# Directive:
Scan the records for the word "marker". Copy each line that includes it.
═══ Records for the task ═══
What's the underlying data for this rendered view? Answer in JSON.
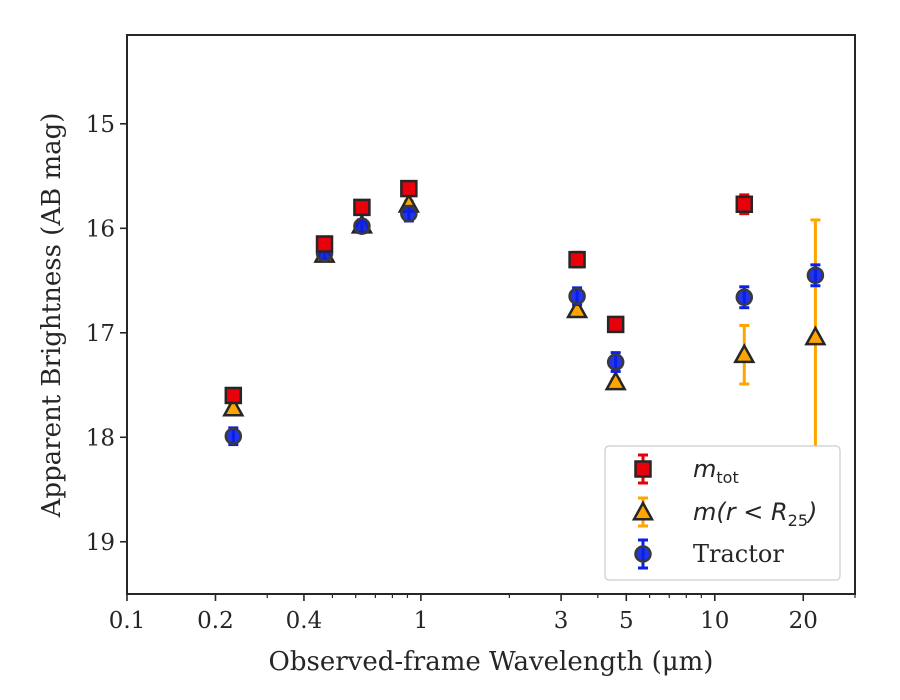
{
  "chart_data": {
    "type": "scatter",
    "title": "",
    "xlabel": "Observed-frame Wavelength (μm)",
    "ylabel": "Apparent Brightness (AB mag)",
    "xscale": "log",
    "yaxis_inverted": true,
    "xlim": [
      0.1,
      30
    ],
    "ylim": [
      19.5,
      14.15
    ],
    "xticks": [
      {
        "value": 0.1,
        "label": "0.1"
      },
      {
        "value": 0.2,
        "label": "0.2"
      },
      {
        "value": 0.4,
        "label": "0.4"
      },
      {
        "value": 1,
        "label": "1"
      },
      {
        "value": 3,
        "label": "3"
      },
      {
        "value": 5,
        "label": "5"
      },
      {
        "value": 10,
        "label": "10"
      },
      {
        "value": 20,
        "label": "20"
      }
    ],
    "yticks": [
      {
        "value": 15,
        "label": "15"
      },
      {
        "value": 16,
        "label": "16"
      },
      {
        "value": 17,
        "label": "17"
      },
      {
        "value": 18,
        "label": "18"
      },
      {
        "value": 19,
        "label": "19"
      }
    ],
    "grid": false,
    "legend_position": "lower-right",
    "series": [
      {
        "name": "m_tot",
        "legend_main": "m",
        "legend_sub": "tot",
        "marker": "square",
        "color": "#e8000b",
        "points": [
          {
            "x": 0.23,
            "y": 17.6,
            "err": 0.05
          },
          {
            "x": 0.47,
            "y": 16.15,
            "err": 0.04
          },
          {
            "x": 0.63,
            "y": 15.8,
            "err": 0.05
          },
          {
            "x": 0.91,
            "y": 15.62,
            "err": 0.04
          },
          {
            "x": 3.4,
            "y": 16.3,
            "err": 0.07
          },
          {
            "x": 4.6,
            "y": 16.92,
            "err": 0.06
          },
          {
            "x": 12.6,
            "y": 15.77,
            "err": 0.09
          }
        ]
      },
      {
        "name": "m(r < R_25)",
        "legend_main": "m(r < R",
        "legend_sub": "25",
        "legend_close": ")",
        "marker": "triangle",
        "color": "#ffa500",
        "points": [
          {
            "x": 0.23,
            "y": 17.72,
            "err": 0.03
          },
          {
            "x": 0.47,
            "y": 16.25,
            "err": 0.03
          },
          {
            "x": 0.63,
            "y": 15.97,
            "err": 0.03
          },
          {
            "x": 0.91,
            "y": 15.77,
            "err": 0.03
          },
          {
            "x": 3.4,
            "y": 16.78,
            "err": 0.03
          },
          {
            "x": 4.6,
            "y": 17.47,
            "err": 0.03
          },
          {
            "x": 12.6,
            "y": 17.21,
            "err": 0.28
          },
          {
            "x": 22,
            "y": 17.04,
            "err": 1.12
          }
        ]
      },
      {
        "name": "Tractor",
        "marker": "circle",
        "color": "#0a1fe8",
        "points": [
          {
            "x": 0.23,
            "y": 17.99,
            "err": 0.08
          },
          {
            "x": 0.47,
            "y": 16.24,
            "err": 0.06
          },
          {
            "x": 0.63,
            "y": 15.98,
            "err": 0.06
          },
          {
            "x": 0.91,
            "y": 15.86,
            "err": 0.07
          },
          {
            "x": 3.4,
            "y": 16.65,
            "err": 0.08
          },
          {
            "x": 4.6,
            "y": 17.28,
            "err": 0.09
          },
          {
            "x": 12.6,
            "y": 16.66,
            "err": 0.1
          },
          {
            "x": 22,
            "y": 16.45,
            "err": 0.1
          }
        ]
      }
    ]
  }
}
═══
# Solution for this exercise:
        "marker": "square",
        "marker": "triangle",
        "marker": "circle",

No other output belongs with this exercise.